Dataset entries
※ ※ ※
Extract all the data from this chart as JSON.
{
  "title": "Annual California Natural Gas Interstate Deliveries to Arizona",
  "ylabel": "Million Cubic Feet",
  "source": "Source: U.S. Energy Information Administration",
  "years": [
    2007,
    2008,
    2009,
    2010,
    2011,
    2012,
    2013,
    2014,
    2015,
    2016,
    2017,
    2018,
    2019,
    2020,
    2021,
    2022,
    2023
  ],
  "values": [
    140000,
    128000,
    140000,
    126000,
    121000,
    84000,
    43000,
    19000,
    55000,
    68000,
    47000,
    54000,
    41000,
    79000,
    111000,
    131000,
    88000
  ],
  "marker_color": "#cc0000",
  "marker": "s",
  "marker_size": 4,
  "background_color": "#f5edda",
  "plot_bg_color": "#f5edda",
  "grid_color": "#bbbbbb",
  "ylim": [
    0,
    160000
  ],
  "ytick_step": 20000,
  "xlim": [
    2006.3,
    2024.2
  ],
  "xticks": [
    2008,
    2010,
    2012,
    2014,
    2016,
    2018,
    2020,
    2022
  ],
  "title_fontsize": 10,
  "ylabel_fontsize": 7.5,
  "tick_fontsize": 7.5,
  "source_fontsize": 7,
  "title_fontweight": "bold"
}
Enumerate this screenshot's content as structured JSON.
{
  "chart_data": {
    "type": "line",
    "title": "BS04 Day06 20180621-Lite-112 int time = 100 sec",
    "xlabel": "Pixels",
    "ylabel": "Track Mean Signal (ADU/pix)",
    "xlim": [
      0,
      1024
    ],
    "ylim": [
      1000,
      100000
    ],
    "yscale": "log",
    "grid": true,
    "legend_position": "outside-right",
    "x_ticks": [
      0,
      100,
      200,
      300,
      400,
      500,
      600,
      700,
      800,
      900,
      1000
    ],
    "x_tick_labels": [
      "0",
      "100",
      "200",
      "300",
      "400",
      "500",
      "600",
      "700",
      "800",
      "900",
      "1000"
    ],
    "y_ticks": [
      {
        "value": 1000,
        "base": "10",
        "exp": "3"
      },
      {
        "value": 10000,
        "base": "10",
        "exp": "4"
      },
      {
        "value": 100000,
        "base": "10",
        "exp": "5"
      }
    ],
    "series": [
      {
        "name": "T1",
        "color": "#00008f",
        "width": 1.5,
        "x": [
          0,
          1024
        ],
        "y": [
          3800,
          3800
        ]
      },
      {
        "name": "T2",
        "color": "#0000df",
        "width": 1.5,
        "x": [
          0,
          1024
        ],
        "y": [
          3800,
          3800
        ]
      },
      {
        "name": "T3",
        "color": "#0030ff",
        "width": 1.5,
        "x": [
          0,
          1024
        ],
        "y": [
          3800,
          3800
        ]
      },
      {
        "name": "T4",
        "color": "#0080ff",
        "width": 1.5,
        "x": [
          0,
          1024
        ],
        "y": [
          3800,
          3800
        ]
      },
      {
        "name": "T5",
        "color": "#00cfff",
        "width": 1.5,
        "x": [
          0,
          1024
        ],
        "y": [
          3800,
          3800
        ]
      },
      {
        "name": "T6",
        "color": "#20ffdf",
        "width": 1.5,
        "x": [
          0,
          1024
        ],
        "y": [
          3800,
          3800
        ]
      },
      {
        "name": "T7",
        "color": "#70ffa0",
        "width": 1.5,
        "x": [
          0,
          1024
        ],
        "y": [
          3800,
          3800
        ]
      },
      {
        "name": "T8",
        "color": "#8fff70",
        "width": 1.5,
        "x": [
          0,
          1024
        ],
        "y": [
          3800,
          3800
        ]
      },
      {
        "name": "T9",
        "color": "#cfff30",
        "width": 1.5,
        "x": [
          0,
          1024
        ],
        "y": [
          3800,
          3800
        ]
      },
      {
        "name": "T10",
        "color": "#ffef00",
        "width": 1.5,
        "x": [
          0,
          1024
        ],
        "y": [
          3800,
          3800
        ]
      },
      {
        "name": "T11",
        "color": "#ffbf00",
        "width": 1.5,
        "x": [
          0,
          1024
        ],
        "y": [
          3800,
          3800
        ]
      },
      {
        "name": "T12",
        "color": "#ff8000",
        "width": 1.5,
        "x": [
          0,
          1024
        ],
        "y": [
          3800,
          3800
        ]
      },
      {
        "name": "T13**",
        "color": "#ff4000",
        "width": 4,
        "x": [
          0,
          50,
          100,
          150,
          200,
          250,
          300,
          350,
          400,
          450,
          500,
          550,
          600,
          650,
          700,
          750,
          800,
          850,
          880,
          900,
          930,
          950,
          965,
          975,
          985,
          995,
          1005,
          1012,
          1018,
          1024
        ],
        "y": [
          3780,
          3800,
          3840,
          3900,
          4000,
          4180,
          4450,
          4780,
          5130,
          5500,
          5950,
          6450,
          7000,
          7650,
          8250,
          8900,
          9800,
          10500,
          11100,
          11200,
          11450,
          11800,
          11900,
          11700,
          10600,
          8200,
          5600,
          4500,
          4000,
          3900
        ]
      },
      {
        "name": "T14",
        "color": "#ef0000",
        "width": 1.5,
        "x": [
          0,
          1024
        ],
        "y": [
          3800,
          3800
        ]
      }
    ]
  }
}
※ ※ ※
## [The problem]
Whenever "JSON" turns up in a line, pick that line out.

## [Result of this task]
Extract all the data from this chart as JSON.
Enumerate this screenshot's content as structured JSON.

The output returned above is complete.